▶ _Work required_: Copy out every line that contains "name".

▶ _Lines of data_:

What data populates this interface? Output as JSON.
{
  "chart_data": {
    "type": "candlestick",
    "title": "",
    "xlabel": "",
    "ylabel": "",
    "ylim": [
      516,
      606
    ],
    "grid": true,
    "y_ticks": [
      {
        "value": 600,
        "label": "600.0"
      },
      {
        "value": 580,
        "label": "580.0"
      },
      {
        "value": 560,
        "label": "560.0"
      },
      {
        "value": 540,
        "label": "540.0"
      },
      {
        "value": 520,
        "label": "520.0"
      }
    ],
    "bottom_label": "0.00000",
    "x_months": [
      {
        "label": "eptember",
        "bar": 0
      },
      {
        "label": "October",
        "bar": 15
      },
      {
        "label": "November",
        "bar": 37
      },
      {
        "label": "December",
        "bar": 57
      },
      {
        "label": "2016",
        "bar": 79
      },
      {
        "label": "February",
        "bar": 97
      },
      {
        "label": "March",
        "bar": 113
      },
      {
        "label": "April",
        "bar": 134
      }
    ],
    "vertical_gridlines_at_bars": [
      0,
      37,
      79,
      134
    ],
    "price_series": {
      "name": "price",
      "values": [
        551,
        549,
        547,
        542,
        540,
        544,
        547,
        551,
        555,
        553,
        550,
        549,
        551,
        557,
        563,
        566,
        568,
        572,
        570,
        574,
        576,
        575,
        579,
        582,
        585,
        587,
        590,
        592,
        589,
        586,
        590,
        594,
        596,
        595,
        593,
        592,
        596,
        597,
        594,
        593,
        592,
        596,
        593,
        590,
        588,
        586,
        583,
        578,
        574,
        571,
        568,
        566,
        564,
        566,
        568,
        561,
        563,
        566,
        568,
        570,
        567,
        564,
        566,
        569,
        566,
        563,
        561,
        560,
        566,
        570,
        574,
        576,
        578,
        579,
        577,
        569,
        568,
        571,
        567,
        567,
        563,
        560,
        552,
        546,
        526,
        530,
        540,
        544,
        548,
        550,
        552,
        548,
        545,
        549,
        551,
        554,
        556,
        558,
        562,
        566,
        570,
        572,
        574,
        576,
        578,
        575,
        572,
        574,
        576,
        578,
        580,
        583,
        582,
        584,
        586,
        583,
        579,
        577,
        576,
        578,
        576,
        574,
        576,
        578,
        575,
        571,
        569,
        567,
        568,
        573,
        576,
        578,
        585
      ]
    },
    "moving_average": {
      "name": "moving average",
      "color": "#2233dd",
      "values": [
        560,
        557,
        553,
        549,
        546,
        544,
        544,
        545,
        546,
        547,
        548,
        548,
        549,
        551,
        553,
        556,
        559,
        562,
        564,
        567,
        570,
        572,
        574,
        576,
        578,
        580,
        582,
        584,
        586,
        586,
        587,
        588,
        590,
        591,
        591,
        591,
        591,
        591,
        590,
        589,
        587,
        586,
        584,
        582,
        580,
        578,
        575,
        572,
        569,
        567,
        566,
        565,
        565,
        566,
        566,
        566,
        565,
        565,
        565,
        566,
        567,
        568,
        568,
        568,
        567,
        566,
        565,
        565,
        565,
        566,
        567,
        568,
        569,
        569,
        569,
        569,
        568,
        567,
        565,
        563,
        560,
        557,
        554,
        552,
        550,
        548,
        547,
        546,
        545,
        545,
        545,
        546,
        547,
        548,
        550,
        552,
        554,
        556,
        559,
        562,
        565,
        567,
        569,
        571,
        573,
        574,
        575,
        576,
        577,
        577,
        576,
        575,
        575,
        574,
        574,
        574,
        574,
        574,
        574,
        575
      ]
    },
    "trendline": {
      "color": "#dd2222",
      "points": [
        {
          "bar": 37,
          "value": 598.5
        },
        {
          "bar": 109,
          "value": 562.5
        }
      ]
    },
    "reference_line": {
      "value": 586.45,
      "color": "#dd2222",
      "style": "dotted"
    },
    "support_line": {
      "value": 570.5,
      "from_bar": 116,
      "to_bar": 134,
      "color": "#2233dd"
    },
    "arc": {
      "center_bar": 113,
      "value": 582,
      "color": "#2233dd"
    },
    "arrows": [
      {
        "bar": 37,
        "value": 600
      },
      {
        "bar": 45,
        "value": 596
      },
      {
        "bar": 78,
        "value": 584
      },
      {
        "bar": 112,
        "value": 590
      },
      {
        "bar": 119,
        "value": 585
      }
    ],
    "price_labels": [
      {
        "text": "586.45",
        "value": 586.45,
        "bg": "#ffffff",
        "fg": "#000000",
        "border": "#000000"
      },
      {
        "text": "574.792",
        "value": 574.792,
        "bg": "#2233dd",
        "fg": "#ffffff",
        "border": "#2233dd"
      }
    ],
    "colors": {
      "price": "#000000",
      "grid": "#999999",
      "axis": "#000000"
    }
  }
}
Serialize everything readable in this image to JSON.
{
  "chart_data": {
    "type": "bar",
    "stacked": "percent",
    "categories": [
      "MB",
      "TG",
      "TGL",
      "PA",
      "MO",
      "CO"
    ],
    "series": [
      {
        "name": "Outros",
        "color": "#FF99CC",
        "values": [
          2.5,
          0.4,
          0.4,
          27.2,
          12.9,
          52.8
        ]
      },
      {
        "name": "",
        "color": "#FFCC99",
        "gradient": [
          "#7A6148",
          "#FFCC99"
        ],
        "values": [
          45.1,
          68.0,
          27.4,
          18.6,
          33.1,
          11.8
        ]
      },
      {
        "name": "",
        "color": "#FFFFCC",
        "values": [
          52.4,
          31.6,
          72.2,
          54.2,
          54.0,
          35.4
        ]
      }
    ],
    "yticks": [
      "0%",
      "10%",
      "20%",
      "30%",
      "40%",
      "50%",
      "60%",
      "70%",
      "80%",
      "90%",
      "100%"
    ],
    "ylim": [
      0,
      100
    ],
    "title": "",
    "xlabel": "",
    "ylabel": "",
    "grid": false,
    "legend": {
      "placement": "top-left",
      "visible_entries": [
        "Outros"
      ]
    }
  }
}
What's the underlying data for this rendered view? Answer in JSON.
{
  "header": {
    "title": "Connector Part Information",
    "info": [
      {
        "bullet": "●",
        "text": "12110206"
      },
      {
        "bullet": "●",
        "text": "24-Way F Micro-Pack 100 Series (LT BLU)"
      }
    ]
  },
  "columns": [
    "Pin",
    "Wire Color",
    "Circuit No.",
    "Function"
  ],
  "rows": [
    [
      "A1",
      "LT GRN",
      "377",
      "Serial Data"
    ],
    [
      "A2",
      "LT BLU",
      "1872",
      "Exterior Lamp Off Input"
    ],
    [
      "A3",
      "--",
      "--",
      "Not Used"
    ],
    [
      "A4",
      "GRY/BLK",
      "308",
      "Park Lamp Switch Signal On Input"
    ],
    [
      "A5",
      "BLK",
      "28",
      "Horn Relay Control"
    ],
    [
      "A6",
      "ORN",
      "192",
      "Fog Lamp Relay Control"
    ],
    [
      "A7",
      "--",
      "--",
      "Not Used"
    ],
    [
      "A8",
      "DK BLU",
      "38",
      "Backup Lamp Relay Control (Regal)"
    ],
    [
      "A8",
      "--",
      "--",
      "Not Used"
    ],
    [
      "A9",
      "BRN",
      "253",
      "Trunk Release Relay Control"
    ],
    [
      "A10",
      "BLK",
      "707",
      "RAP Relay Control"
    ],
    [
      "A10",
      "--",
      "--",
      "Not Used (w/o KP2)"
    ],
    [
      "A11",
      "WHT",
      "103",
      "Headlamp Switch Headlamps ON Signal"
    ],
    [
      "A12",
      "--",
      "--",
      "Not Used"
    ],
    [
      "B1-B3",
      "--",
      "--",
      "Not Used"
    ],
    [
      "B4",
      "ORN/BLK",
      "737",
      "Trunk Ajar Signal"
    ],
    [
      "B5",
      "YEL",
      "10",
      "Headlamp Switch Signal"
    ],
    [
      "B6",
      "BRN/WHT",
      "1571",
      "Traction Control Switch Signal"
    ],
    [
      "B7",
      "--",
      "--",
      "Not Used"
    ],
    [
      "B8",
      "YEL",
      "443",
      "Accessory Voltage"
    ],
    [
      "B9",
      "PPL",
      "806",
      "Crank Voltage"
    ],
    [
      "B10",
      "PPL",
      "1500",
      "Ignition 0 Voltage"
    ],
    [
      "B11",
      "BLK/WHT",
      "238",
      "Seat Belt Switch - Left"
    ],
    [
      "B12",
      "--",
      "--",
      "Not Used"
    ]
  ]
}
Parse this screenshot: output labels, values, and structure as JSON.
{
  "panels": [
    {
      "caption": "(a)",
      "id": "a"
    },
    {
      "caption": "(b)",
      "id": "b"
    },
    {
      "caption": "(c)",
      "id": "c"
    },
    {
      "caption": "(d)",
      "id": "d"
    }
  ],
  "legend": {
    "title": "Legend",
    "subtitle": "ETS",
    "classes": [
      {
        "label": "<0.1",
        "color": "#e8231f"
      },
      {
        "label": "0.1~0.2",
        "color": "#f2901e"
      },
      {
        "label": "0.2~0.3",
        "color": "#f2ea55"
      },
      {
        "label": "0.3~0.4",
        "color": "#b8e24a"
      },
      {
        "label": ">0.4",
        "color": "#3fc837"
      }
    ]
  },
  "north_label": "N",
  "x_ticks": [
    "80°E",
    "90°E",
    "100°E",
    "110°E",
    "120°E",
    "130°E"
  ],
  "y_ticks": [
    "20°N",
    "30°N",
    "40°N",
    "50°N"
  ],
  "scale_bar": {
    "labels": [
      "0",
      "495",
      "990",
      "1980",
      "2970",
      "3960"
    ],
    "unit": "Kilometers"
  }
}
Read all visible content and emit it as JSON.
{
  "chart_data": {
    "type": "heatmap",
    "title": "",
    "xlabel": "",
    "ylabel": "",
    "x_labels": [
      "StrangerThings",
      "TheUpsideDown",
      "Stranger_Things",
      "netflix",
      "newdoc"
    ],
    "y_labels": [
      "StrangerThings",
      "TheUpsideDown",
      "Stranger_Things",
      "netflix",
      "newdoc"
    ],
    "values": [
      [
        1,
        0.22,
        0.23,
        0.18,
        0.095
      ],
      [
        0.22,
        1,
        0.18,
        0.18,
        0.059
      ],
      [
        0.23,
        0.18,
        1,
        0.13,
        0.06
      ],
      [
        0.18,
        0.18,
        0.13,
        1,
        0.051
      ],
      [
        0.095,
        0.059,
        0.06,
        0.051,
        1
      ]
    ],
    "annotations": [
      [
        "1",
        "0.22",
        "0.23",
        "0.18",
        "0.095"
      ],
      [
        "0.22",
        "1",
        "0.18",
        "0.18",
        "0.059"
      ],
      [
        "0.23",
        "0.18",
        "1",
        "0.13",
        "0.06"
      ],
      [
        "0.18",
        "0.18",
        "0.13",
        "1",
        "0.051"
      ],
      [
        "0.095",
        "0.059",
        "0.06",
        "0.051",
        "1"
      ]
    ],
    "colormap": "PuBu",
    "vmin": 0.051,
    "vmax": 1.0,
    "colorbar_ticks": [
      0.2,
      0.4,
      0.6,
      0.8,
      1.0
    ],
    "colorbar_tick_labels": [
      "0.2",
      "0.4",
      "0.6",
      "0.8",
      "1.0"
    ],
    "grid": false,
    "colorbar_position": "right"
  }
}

▶ _Reply_:
      "name": "price",
      "name": "moving average",
        "name": "Outros",
        "name": "",
        "name": "",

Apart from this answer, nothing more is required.